REPUBLIKA.CO.ID, BANGKOK -- Thailand meningkatkan upaya untuk mengekang perdagangan satwa liar dalam upaya membantu mengurangi risiko pandemi di masa depan, Kamis (27/5). Menteri Sumber Daya Alam dan Lingkungan, Waravut Silpa-archa, menyatakan pemerintah bermaksud untuk membuat negara itu bebas dari perdagangan satwa liar legal dan memerangi perdagangan ilegal hewan liar.
"Sangat penting untuk menangani penjualan dan konsumsi satwa liar berisiko tinggi karena rantai pasokannya merupakan sumber risiko tertinggi penyakit zoonosis. Kami perlu menghentikan rantai pasokan," kata Silpa-archa.
Silpa-archa dan pejabat pemerintah lainnya mengatakan, pandemi telah meningkatkan urgensi untuk menutup rantai pasokan satwa liar dan daging buruan. Daging tersebut mungkin mengandung patogen yang menyebabkan Covid-19, Ebola, dan penyakit lain pada manusia.
"Hentikan penyakit dan kepunahan: Jangan pernah makan, membeli, berburu, atau menjual satwa liar," ujar Silpa-archa menyebutkan moto gerakan itu.

SELESAIKAN TUGAS BERIKUT:
1. Menurut kutipan berita ini, mengapa penjualan dan konsumsi satwa liar berisiko tinggi sangat penting untuk ditangani? Jelaskan dalam satu sampai tiga kalimat.
2. Tulis ulang bagian kutipan yang dimulai dengan kata-kata "REPUBLIKA.CO.ID, BANGKOK -- Thailand" dan berakhir pada "lain pada manusia.", dengan mengganti "pandemi" menjadi "wabah".
3. Apa jabatan Waravut Silpa-archa menurut kutipan berita ini?
Item-item di bawah ini tidak perlu dipakai.

(Data prediksi kotak pembatas)
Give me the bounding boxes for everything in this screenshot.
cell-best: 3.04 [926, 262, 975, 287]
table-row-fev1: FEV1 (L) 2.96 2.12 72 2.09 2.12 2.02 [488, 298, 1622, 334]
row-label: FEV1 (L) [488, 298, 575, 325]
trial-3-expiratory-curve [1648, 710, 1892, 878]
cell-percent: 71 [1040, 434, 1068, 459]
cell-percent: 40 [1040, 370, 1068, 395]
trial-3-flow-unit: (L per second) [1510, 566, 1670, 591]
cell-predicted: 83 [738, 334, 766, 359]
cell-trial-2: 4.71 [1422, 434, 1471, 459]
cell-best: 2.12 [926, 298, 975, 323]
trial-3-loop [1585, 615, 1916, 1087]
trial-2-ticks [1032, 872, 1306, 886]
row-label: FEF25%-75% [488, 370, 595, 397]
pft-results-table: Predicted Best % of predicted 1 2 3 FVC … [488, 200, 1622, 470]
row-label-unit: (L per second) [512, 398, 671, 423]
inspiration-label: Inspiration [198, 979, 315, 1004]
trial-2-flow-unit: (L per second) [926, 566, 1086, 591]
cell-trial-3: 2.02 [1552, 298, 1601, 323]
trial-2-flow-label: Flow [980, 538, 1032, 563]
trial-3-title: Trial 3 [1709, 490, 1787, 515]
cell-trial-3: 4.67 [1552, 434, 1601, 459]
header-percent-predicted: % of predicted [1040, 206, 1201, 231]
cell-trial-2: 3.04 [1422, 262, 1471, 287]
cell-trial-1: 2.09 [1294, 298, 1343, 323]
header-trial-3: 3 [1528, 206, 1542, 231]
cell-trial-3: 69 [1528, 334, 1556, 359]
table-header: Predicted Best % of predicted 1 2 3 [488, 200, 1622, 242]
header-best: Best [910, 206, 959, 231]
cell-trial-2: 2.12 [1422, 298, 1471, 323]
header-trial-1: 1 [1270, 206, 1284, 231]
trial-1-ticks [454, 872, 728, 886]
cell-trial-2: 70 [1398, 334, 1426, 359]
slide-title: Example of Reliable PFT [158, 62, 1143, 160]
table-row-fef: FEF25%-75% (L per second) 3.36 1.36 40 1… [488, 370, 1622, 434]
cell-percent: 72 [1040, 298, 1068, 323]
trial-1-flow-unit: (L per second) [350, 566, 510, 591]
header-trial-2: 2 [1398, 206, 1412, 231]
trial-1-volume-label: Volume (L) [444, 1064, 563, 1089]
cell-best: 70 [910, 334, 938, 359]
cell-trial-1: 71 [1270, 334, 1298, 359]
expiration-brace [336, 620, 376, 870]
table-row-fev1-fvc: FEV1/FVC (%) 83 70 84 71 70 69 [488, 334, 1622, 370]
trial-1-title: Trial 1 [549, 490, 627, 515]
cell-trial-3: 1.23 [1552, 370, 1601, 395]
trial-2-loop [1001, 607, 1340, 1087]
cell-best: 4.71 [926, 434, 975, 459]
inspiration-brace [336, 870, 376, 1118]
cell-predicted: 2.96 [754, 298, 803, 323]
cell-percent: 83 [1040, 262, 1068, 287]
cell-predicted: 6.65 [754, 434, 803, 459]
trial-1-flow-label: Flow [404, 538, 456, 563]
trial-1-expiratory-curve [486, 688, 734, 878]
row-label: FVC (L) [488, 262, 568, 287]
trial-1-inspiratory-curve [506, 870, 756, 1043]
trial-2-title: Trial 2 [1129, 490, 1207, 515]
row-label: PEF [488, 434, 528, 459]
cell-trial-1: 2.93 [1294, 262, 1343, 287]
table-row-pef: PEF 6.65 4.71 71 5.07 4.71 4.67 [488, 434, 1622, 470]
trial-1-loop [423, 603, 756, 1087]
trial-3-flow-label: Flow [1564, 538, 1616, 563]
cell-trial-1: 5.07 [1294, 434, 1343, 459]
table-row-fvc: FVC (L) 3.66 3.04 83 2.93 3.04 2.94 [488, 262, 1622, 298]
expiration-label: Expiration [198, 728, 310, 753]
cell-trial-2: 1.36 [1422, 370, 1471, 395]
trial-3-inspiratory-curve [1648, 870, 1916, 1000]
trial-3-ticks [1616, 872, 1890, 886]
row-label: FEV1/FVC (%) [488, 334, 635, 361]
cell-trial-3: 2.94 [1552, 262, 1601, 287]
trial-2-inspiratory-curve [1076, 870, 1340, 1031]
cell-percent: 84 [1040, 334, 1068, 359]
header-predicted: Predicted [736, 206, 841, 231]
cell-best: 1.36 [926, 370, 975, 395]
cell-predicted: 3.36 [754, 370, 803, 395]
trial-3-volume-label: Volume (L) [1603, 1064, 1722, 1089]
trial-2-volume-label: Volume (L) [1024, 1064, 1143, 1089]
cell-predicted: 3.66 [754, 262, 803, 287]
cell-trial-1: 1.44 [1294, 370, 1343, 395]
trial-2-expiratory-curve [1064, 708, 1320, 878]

KUNCI JAWABAN:
1. Penjualan dan konsumsi satwa liar berisiko tinggi sangat penting untuk ditangani karena rantai pasokannya merupakan sumber risiko tertinggi penyakit zoonosis. Karena itu, rantai pasokan tersebut perlu dihentikan.

2.
REPUBLIKA.CO.ID, BANGKOK -- Thailand meningkatkan upaya untuk mengekang perdagangan satwa liar dalam upaya membantu mengurangi risiko wabah di masa depan, Kamis (27/5). Menteri Sumber Daya Alam dan Lingkungan, Waravut Silpa-archa, menyatakan pemerintah bermaksud untuk membuat negara itu bebas dari perdagangan satwa liar legal dan memerangi perdagangan ilegal hewan liar.
"Sangat penting untuk menangani penjualan dan konsumsi satwa liar berisiko tinggi karena rantai pasokannya merupakan sumber risiko tertinggi penyakit zoonosis. Kami perlu menghentikan rantai pasokan," kata Silpa-archa.
Silpa-archa dan pejabat pemerintah lainnya mengatakan, wabah telah meningkatkan urgensi untuk menutup rantai pasokan satwa liar dan daging buruan. Daging tersebut mungkin mengandung patogen yang menyebabkan Covid-19, Ebola, dan penyakit lain pada manusia.

3. Menteri Sumber Daya Alam dan Lingkungan.